• **DOCUMENT EXTRACT**
Angela Katherine Greene (born Angela Catherine Williams;  24 February 1921  – 9 February 1978) was an Irish-American actress.

Biography
Born in Dublin as Angela Catherine Williams, she was the only daughter of Margaret ( Greene) and Joseph Williams. At the age of six, she was adopted by her maternal uncle, Eddie Greene, and moved to Flushing, Queens.

Before becoming an actress, Greene was a model for the John Robert Powers agency.

Her films included Shotgun (1955), The Lady Wants Mink (1953), Hollywood Canteen (1944), The Time, the Place and the Girl (1946), Stallion Road (1947), At War with the Army (1950), A Perilous Journey (1953), The Cosmic Man (1959), and Futureworld (1976).

Personal life
After having dated naval lieutenant John F. Kennedy, she married Stuart Warren Martin on 7 December 1946. They divorced in 1975.

• **GIVEN EXERCISE 1**
Recast the entries from their first line through the line containing "hex-view[interactable]: 001 2F" as a Markdown table with the columns No. and Entry. Give one row per line and leave out blank lines.
The entries that come next have no connection to the Angela Greene biography.

• **EXTRACTED RECORDS**

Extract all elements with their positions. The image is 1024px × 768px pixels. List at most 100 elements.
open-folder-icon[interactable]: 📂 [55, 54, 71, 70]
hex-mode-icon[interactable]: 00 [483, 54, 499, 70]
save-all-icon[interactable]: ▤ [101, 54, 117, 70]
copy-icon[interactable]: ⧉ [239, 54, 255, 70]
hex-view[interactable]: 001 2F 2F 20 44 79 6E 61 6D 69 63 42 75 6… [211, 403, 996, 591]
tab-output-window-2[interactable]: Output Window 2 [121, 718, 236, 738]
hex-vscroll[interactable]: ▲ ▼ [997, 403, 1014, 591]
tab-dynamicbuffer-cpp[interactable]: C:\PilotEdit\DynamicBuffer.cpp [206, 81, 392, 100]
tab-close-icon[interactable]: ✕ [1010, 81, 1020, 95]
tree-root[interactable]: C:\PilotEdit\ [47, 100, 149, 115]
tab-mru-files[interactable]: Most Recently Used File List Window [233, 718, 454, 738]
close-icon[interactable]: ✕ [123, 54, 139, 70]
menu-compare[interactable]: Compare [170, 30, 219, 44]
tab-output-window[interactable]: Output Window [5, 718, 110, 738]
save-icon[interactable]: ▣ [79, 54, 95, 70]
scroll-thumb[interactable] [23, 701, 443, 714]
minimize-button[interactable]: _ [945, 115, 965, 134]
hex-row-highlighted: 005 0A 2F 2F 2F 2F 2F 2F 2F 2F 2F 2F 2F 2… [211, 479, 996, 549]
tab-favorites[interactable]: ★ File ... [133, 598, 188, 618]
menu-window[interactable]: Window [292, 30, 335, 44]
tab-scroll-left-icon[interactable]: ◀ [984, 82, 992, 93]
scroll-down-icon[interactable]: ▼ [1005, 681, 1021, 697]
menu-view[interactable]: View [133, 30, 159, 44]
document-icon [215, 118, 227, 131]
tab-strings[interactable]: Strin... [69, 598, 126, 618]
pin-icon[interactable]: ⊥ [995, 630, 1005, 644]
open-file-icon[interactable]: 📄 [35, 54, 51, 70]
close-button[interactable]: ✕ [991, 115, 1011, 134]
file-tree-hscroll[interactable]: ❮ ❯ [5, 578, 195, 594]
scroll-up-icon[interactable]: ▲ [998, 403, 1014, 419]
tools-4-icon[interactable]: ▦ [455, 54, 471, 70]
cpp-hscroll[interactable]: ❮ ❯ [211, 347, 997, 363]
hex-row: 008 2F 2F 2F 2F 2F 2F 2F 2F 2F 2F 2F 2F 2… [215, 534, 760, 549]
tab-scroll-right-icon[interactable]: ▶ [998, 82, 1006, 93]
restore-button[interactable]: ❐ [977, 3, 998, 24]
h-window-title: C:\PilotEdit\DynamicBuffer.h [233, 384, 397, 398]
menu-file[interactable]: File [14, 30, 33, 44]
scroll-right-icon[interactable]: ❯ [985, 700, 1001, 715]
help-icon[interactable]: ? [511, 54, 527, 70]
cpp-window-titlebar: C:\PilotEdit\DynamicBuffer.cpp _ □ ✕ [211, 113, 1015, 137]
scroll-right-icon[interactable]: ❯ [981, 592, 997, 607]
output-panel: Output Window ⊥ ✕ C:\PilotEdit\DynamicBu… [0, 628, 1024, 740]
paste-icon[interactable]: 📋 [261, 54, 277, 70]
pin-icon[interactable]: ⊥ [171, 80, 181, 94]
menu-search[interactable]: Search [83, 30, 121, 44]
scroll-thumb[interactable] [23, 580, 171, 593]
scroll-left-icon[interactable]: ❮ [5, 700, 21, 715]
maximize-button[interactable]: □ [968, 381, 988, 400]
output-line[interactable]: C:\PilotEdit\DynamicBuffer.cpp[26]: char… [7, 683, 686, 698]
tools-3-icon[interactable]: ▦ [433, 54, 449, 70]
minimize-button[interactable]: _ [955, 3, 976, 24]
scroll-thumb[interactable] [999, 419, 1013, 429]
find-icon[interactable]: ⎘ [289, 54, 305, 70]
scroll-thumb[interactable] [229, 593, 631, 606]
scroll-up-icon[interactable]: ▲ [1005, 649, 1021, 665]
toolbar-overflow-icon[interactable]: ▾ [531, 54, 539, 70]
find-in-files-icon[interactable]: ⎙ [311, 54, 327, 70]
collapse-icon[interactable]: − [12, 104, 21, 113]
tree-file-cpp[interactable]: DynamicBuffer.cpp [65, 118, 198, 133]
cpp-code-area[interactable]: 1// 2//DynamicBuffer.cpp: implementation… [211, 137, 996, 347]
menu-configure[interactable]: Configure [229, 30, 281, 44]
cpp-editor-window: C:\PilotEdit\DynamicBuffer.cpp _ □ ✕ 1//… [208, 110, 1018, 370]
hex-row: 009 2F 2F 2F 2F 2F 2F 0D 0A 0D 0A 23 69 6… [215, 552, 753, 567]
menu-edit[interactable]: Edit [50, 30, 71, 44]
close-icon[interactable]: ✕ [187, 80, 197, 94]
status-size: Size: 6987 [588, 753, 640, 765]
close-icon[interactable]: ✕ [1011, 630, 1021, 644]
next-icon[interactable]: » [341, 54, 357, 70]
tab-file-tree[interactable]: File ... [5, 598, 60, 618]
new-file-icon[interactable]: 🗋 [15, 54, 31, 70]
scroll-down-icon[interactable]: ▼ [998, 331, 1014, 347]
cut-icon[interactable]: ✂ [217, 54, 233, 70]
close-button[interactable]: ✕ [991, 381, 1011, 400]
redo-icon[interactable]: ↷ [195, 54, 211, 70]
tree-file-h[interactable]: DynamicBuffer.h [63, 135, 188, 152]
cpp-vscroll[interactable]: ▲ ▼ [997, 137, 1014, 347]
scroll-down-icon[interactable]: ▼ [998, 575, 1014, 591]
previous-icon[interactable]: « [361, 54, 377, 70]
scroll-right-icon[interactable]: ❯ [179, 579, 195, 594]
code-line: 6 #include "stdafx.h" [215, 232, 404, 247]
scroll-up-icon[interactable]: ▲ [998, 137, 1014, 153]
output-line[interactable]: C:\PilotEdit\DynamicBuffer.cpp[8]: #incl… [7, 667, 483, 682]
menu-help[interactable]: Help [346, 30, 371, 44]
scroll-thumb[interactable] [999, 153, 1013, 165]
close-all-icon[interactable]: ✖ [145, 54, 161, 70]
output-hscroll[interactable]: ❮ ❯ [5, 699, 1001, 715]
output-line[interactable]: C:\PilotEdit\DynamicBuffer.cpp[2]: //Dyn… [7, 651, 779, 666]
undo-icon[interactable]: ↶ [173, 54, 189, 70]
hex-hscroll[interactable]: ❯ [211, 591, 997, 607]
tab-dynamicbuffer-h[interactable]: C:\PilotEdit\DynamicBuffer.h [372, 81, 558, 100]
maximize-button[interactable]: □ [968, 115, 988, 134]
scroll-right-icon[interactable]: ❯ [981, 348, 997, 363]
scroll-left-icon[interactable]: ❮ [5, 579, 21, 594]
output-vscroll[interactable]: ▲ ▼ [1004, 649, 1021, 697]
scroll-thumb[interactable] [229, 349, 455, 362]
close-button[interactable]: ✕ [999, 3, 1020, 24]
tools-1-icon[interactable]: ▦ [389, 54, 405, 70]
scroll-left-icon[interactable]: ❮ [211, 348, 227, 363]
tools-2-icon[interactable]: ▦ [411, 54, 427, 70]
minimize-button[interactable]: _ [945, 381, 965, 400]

• **GIVEN EXERCISE 2**
According to the Angela Greene biography, which agency did Greene model for before she became an actress?

• **WORKED SOLUTION 1**
| No. | Entry |
|---|---|
| 1 | Extract all elements with their positions. The image is 1024px × 768px pixels. List at most 100 elements. |
| 2 | open-folder-icon[interactable]: 📂 [55, 54, 71, 70] |
| 3 | hex-mode-icon[interactable]: 00 [483, 54, 499, 70] |
| 4 | save-all-icon[interactable]: ▤ [101, 54, 117, 70] |
| 5 | copy-icon[interactable]: ⧉ [239, 54, 255, 70] |
| 6 | hex-view[interactable]: 001 2F 2F 20 44 79 6E 61 6D 69 63 42 75 6… [211, 403, 996, 591] |

• **WORKED SOLUTION 2**
The John Robert Powers agency.